▶ TO DO: The required output is a single number: how many lines of the material contain the string "piControl".

>> BEGIN RECORDS FOR THIS TASK

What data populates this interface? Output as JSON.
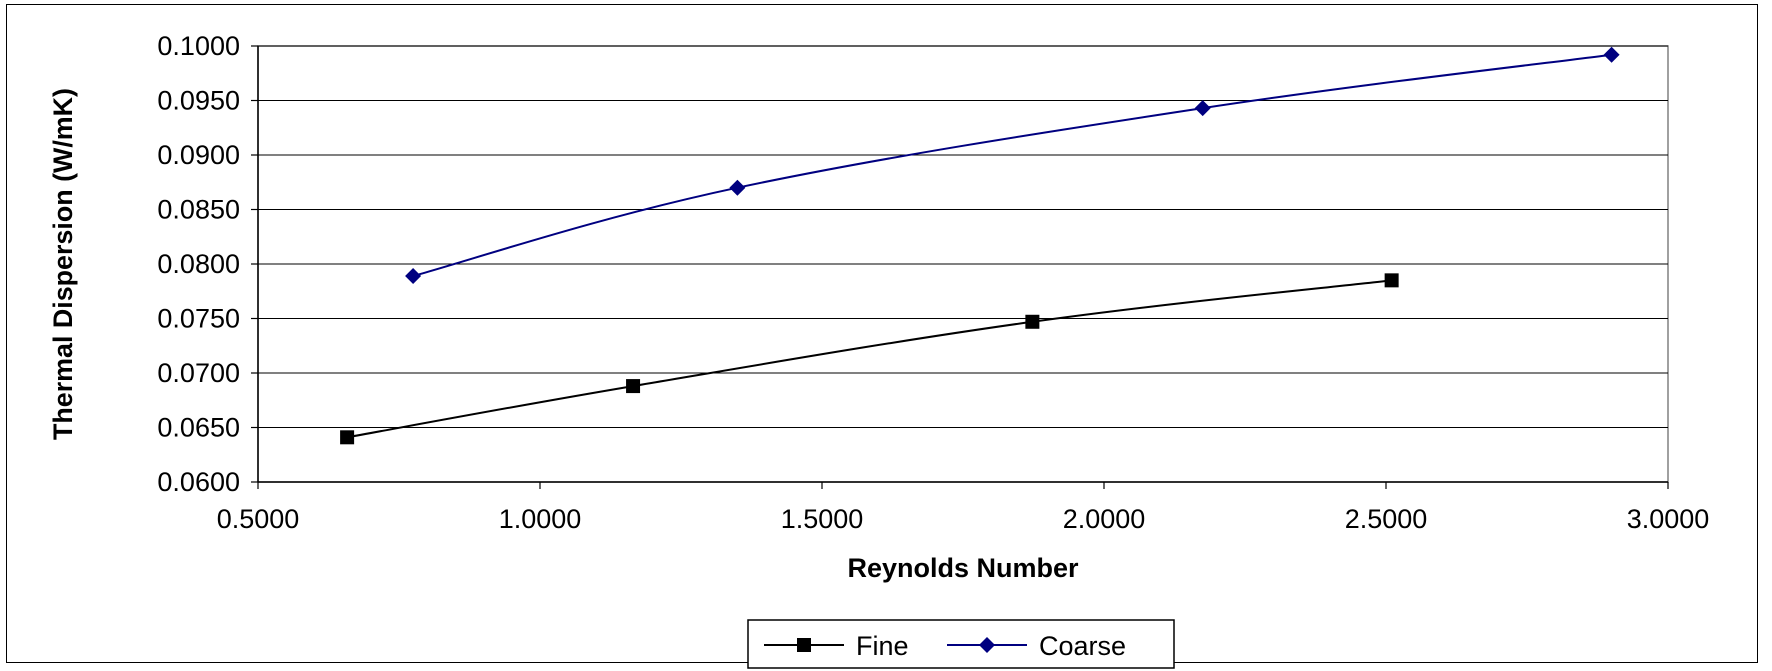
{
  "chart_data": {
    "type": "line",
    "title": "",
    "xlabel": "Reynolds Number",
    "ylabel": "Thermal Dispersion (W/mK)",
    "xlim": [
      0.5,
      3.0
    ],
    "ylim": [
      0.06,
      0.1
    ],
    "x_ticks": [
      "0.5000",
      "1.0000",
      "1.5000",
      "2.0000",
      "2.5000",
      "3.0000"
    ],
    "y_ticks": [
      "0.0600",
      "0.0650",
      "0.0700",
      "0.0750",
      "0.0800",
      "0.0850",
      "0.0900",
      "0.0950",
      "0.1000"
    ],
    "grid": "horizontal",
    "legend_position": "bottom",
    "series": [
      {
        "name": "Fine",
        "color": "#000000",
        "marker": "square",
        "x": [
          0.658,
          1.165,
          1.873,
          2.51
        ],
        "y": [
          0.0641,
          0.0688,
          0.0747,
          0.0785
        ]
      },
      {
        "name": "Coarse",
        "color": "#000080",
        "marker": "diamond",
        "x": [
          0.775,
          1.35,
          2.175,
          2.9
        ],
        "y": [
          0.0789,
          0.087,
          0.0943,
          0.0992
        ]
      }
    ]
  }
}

>> END RECORDS FOR THIS TASK
>> BEGIN RECORDS FOR THIS TASK

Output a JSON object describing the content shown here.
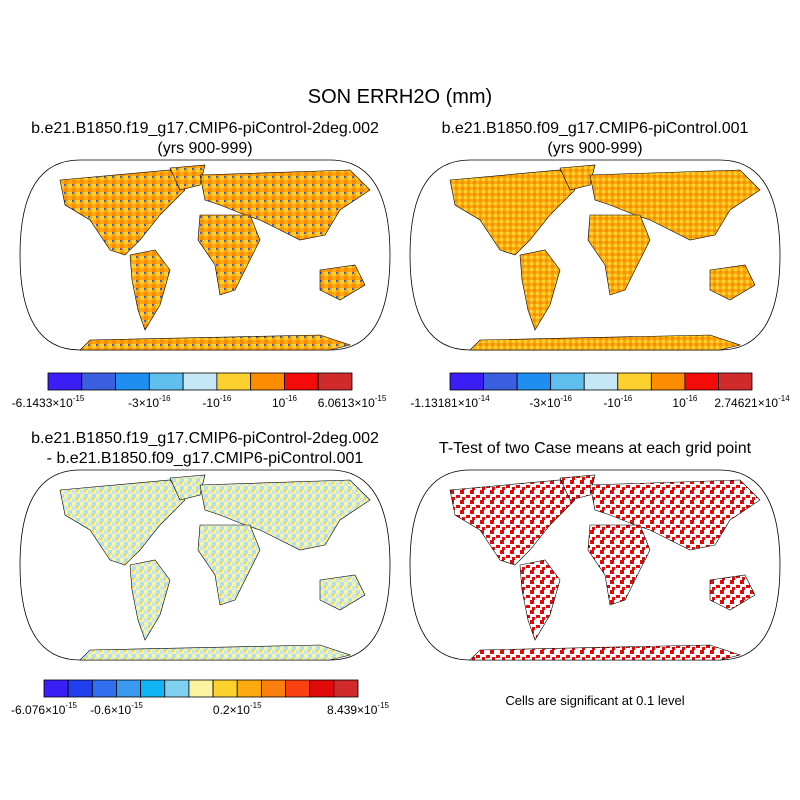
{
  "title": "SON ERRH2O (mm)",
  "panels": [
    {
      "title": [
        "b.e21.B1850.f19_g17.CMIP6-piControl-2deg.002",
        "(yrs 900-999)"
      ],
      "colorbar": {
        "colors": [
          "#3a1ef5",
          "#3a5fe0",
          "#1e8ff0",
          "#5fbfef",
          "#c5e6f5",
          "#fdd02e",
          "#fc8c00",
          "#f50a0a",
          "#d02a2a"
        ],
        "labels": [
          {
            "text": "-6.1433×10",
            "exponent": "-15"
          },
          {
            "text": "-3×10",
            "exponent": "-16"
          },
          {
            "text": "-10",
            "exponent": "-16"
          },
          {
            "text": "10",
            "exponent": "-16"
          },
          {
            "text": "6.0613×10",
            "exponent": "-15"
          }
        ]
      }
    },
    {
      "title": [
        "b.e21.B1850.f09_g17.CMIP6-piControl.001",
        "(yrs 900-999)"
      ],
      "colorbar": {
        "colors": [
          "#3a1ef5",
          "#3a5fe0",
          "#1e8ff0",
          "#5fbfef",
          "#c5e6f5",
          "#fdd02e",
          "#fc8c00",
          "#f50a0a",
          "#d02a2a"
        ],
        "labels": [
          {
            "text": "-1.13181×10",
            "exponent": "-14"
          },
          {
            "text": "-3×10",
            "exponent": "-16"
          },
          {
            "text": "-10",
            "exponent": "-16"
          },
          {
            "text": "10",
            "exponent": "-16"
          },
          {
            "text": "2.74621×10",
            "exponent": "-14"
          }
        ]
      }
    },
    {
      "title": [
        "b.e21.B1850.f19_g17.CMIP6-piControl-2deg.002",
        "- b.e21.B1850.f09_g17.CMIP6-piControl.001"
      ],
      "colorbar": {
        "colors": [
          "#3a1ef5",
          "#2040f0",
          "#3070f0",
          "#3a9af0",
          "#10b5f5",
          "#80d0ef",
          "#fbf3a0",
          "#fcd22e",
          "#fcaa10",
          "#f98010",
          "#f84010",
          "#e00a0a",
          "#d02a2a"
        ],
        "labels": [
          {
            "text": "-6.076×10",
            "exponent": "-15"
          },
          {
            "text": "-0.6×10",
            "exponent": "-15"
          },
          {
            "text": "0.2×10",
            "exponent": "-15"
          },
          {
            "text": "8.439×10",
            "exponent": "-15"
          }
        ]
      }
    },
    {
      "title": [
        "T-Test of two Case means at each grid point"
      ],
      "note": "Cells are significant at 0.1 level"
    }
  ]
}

>> END RECORDS FOR THIS TASK

▶ COMPLETE RESPONSE: 4